● **Written request**
Where a line holds "title", copy it.

— BEGIN Working data —

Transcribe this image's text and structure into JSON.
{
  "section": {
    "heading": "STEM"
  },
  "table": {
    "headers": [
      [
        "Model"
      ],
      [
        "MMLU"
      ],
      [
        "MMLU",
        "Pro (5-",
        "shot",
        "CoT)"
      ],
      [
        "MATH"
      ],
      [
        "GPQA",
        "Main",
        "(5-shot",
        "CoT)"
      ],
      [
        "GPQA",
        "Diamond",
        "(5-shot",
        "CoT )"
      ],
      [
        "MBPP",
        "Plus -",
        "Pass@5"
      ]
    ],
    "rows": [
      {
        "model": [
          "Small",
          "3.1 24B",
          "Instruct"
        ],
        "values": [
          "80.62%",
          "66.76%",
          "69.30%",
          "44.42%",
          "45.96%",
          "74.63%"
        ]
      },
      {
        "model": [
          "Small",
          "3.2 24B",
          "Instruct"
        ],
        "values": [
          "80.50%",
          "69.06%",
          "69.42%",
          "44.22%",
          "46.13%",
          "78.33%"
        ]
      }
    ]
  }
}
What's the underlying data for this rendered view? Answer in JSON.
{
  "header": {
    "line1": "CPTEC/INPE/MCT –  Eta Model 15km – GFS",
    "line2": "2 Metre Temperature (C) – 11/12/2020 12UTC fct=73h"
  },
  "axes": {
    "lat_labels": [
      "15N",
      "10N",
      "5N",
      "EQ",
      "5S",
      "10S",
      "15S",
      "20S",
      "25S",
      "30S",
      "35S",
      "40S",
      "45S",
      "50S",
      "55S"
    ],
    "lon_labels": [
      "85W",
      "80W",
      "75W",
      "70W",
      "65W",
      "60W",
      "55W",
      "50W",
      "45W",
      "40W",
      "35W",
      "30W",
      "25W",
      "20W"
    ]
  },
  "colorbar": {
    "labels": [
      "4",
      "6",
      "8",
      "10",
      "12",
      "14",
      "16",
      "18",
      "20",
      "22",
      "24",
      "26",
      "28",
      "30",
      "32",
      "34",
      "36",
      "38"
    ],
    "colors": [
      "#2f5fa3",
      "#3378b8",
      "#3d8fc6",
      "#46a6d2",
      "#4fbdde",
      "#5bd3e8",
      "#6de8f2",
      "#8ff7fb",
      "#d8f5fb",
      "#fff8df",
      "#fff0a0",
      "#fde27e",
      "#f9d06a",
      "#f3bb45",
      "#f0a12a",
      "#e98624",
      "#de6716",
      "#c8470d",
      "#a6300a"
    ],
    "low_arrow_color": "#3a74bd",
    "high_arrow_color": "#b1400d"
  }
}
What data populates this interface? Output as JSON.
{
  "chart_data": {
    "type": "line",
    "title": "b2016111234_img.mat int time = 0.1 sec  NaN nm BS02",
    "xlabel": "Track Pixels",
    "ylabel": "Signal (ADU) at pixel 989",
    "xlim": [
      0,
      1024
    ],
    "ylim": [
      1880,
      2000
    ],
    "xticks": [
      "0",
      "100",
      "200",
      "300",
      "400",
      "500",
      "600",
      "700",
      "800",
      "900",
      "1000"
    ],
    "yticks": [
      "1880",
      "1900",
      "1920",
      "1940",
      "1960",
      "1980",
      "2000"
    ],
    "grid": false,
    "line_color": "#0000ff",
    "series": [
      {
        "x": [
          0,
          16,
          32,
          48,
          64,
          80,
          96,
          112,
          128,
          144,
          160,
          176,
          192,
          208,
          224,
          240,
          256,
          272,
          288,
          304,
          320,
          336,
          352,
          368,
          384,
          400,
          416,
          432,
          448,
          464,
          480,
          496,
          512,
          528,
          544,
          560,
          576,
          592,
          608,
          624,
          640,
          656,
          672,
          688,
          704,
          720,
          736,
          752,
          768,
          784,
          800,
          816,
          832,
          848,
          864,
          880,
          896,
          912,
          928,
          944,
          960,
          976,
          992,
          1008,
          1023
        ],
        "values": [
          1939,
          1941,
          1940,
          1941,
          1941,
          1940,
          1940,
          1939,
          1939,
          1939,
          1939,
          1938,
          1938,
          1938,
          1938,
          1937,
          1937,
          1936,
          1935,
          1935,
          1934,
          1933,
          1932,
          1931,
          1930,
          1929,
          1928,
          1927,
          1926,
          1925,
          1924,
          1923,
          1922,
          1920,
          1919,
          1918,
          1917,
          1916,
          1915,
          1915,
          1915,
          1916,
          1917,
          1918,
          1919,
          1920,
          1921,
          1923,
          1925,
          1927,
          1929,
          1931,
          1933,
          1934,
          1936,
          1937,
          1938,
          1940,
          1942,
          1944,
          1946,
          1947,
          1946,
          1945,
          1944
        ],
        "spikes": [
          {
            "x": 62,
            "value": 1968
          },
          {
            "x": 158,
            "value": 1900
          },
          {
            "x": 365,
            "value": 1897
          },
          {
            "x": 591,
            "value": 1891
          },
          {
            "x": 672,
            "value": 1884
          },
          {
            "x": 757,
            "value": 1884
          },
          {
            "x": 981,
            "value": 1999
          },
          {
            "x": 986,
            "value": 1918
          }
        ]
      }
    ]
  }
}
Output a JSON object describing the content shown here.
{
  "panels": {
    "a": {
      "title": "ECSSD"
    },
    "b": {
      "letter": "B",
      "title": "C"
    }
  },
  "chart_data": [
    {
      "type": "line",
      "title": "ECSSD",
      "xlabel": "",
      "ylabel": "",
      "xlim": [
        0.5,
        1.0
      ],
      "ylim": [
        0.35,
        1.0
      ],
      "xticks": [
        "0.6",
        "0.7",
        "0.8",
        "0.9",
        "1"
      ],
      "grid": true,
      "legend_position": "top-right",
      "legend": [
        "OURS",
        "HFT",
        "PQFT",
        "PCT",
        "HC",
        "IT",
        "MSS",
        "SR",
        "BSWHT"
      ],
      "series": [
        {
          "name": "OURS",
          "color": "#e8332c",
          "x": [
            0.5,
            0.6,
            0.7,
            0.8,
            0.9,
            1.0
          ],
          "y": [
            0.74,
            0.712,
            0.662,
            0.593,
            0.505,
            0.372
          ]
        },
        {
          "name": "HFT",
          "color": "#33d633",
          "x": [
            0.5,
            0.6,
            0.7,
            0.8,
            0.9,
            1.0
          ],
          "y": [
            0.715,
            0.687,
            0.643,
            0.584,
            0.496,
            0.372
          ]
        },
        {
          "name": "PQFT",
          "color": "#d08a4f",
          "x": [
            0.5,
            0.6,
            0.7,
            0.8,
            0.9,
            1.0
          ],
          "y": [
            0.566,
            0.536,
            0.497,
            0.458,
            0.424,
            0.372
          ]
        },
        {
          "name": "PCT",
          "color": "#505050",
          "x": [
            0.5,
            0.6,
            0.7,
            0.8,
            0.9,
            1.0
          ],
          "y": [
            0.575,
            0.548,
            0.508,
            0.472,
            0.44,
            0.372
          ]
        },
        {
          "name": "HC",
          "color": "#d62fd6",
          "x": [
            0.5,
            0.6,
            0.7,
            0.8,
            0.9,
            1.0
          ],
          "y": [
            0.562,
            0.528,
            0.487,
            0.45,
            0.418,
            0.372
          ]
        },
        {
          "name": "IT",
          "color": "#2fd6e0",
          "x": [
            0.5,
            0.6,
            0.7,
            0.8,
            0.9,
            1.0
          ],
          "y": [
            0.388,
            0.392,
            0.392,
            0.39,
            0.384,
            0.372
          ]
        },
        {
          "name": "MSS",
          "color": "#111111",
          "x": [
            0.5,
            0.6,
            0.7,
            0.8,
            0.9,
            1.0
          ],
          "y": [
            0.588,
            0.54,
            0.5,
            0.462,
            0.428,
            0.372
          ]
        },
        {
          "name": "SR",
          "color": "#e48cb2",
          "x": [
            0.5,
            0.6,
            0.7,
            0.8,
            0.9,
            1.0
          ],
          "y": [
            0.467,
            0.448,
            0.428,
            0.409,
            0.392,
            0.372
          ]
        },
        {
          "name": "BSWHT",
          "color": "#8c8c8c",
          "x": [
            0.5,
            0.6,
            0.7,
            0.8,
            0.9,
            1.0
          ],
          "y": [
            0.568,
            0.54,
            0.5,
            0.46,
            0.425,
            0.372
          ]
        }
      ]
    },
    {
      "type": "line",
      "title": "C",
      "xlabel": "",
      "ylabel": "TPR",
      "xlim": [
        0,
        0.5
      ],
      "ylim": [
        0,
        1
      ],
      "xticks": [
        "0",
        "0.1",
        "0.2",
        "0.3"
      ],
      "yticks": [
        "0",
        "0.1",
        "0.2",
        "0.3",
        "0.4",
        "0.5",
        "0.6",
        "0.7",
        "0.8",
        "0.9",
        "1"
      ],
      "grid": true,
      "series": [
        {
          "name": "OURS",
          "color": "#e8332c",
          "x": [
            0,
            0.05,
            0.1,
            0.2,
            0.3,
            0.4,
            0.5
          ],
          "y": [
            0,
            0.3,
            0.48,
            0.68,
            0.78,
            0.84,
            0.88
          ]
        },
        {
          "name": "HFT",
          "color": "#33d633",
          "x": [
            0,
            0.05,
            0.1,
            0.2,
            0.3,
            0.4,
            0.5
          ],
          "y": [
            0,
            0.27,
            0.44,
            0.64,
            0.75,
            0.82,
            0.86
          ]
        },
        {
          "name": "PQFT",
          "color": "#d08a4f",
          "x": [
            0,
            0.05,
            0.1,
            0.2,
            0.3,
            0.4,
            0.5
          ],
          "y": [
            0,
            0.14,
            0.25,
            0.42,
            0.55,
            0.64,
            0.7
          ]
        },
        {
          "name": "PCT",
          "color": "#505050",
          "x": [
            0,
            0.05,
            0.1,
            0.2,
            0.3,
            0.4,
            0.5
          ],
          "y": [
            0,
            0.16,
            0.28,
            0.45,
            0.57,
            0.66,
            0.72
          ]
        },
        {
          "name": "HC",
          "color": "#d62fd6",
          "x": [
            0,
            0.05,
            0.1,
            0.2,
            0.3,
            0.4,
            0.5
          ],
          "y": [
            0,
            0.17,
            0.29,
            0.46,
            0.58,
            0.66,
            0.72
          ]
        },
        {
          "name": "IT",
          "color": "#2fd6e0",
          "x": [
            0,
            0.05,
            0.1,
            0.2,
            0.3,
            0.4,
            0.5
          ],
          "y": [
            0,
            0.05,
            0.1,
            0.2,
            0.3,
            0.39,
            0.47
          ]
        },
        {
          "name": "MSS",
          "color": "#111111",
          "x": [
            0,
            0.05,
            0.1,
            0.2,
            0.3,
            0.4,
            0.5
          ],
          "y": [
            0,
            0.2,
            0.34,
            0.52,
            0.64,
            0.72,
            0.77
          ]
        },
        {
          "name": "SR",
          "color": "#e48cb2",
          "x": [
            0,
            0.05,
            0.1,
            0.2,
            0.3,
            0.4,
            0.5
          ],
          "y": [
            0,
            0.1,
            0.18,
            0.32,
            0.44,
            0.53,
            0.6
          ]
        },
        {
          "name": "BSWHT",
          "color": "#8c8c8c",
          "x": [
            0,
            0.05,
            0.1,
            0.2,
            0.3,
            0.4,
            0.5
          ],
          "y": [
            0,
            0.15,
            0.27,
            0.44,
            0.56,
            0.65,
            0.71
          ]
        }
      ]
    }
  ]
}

— END Working data —

● **Worked solution**
    "title": "b2016111234_img.mat int time = 0.1 sec  NaN nm BS02",
      "title": "ECSSD"
      "title": "C"
      "title": "ECSSD",
      "title": "C",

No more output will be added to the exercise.